#### EXERCISE GOAL:
Leave out the pictures and repeat every record exactly.

#### GIVEN DATA:
○ ○ ○

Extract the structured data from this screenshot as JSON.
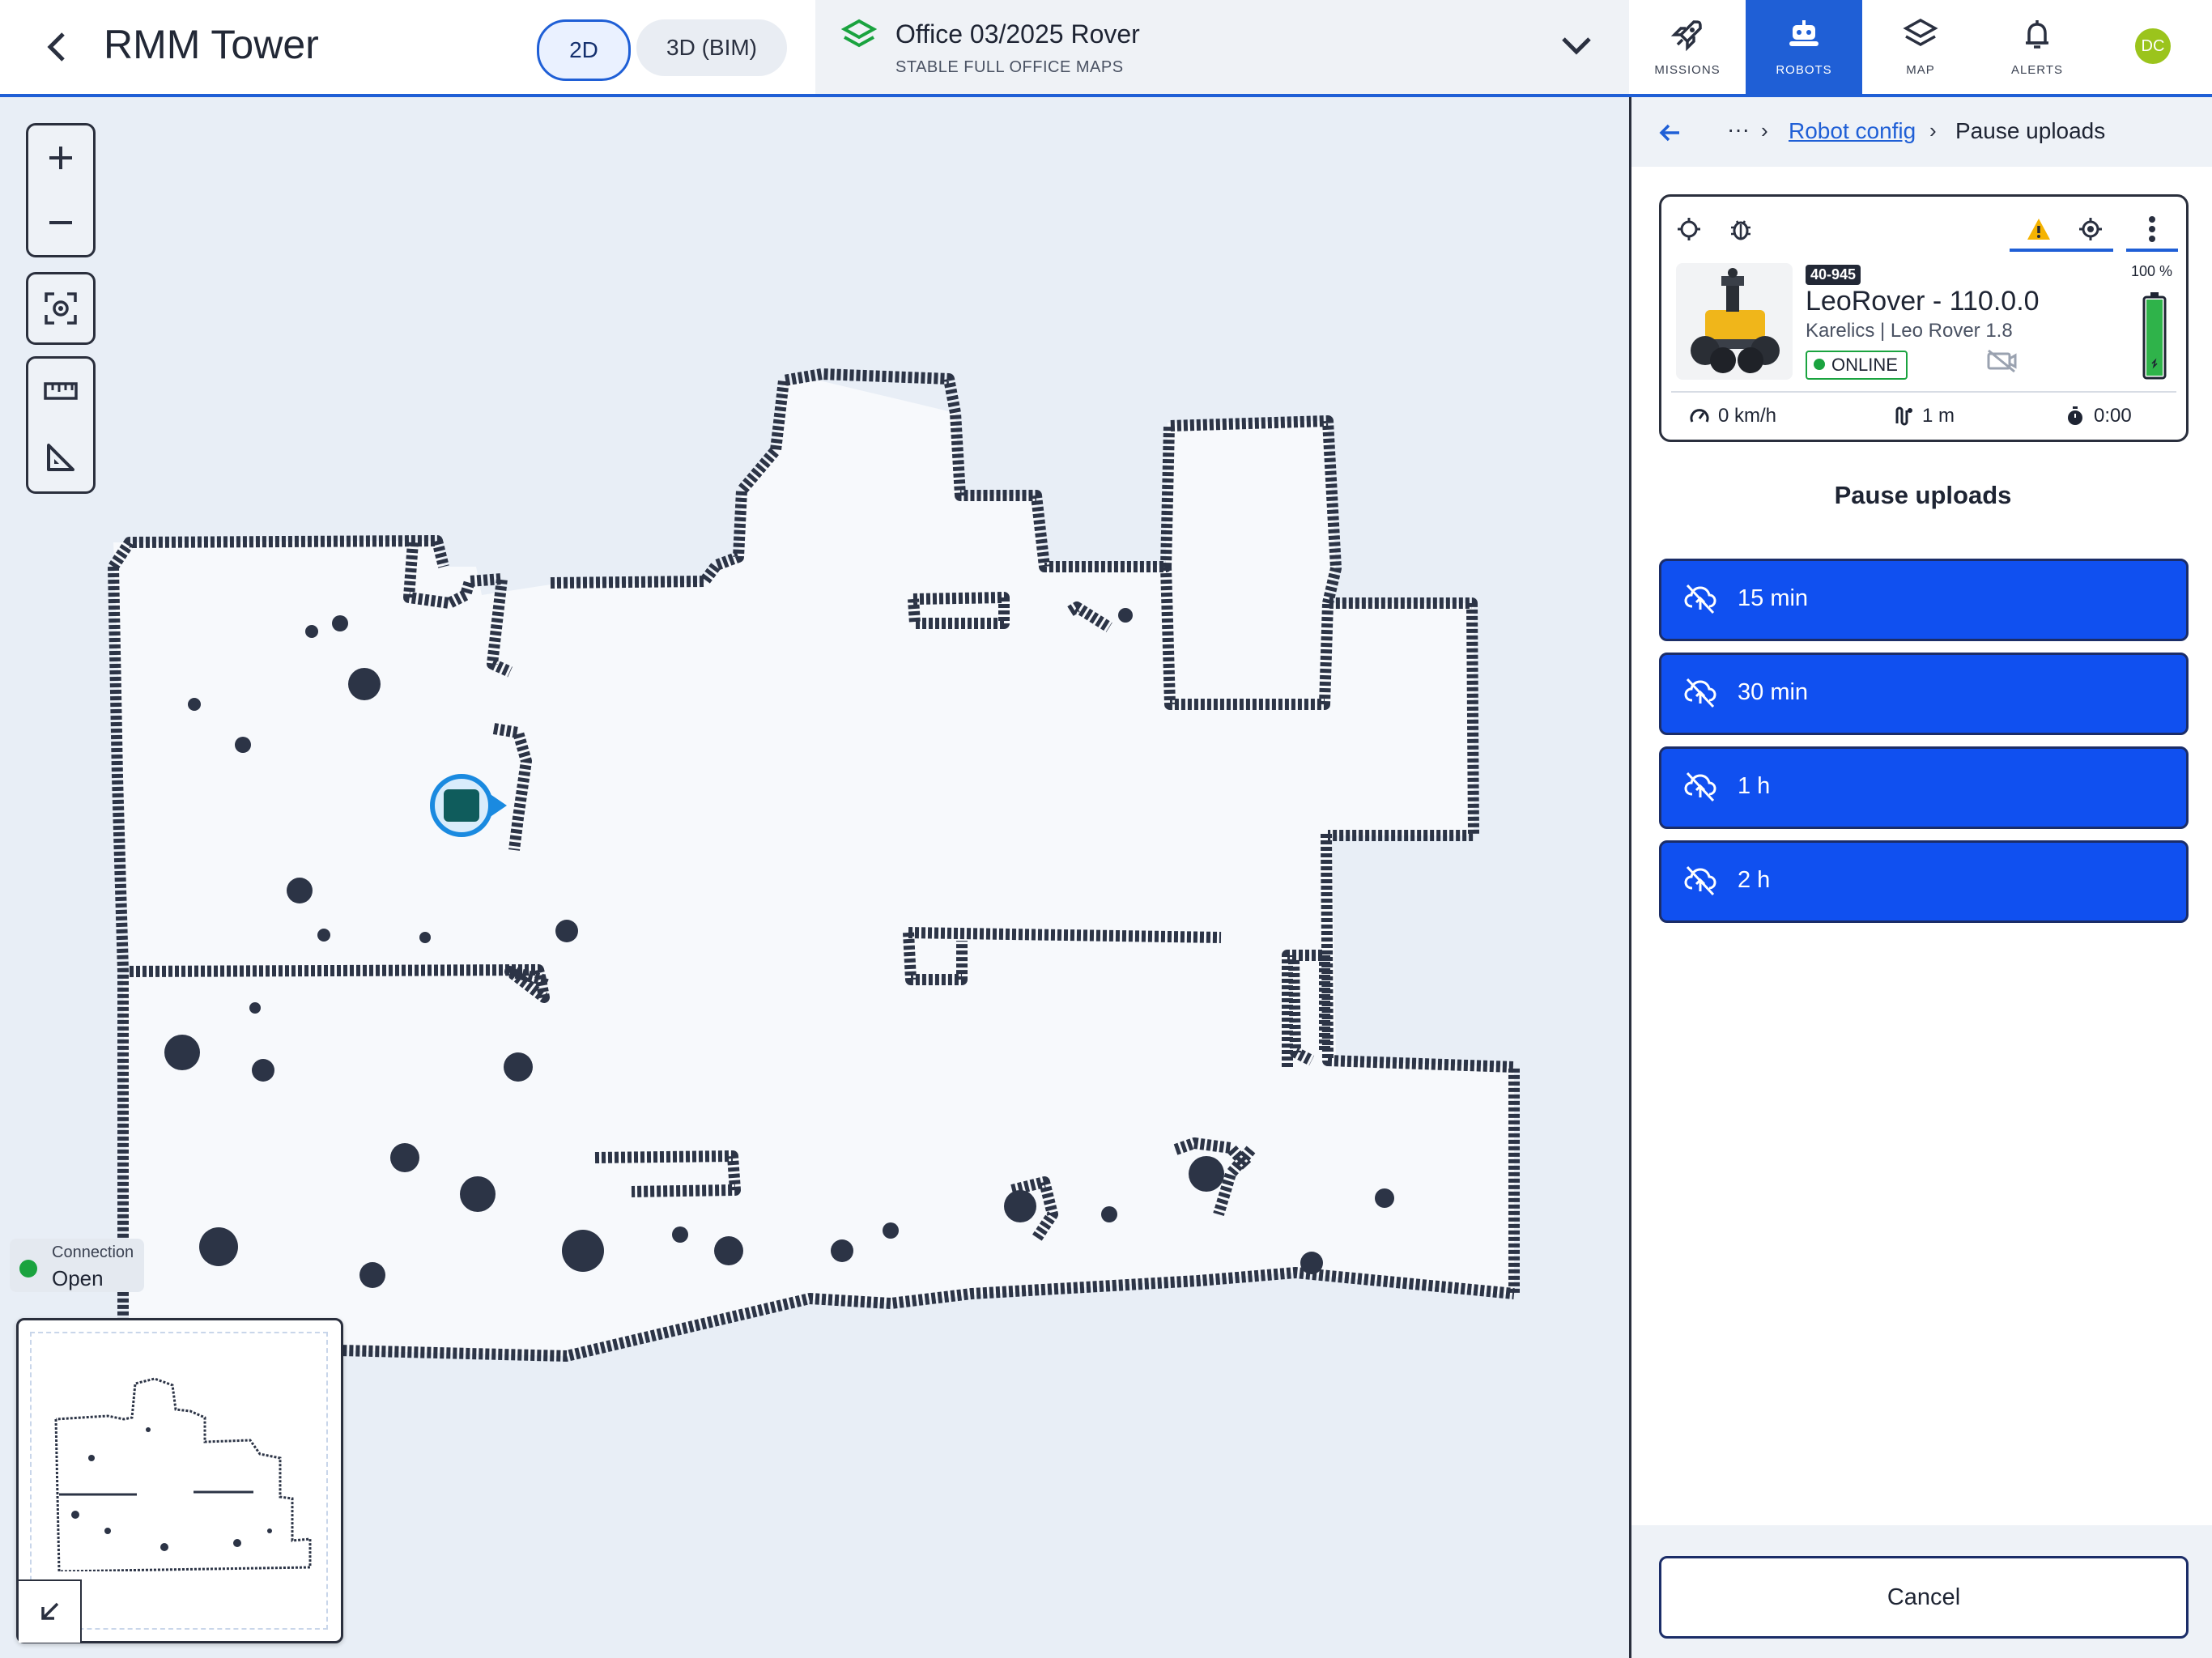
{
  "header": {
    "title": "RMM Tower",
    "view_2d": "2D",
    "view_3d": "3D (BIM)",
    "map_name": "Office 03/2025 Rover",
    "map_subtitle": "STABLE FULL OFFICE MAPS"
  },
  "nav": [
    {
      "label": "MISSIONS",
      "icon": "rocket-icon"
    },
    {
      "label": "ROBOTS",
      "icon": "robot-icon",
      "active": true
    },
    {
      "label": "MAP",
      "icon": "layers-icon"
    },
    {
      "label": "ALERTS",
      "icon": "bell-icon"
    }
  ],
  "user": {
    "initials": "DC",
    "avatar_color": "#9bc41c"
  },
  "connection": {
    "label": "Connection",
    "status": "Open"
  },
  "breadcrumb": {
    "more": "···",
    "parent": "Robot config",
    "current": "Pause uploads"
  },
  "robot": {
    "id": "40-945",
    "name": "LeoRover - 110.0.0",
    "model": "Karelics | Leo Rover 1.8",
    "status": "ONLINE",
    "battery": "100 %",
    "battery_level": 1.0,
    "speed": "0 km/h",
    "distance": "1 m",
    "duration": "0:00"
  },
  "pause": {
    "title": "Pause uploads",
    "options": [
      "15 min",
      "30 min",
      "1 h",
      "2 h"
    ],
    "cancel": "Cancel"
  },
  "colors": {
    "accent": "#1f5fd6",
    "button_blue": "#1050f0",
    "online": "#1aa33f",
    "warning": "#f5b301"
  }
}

○ ○ ○

#### OUTPUT OF THE TASK:
Extract the structured data from this screenshot as JSON.
{
  "header": {
    "title": "RMM Tower",
    "view_2d": "2D",
    "view_3d": "3D (BIM)",
    "map_name": "Office 03/2025 Rover",
    "map_subtitle": "STABLE FULL OFFICE MAPS"
  },
  "nav": [
    {
      "label": "MISSIONS",
      "icon": "rocket-icon"
    },
    {
      "label": "ROBOTS",
      "icon": "robot-icon",
      "active": true
    },
    {
      "label": "MAP",
      "icon": "layers-icon"
    },
    {
      "label": "ALERTS",
      "icon": "bell-icon"
    }
  ],
  "user": {
    "initials": "DC",
    "avatar_color": "#9bc41c"
  },
  "connection": {
    "label": "Connection",
    "status": "Open"
  },
  "breadcrumb": {
    "more": "···",
    "parent": "Robot config",
    "current": "Pause uploads"
  },
  "robot": {
    "id": "40-945",
    "name": "LeoRover - 110.0.0",
    "model": "Karelics | Leo Rover 1.8",
    "status": "ONLINE",
    "battery": "100 %",
    "battery_level": 1.0,
    "speed": "0 km/h",
    "distance": "1 m",
    "duration": "0:00"
  },
  "pause": {
    "title": "Pause uploads",
    "options": [
      "15 min",
      "30 min",
      "1 h",
      "2 h"
    ],
    "cancel": "Cancel"
  },
  "colors": {
    "accent": "#1f5fd6",
    "button_blue": "#1050f0",
    "online": "#1aa33f",
    "warning": "#f5b301"
  }
}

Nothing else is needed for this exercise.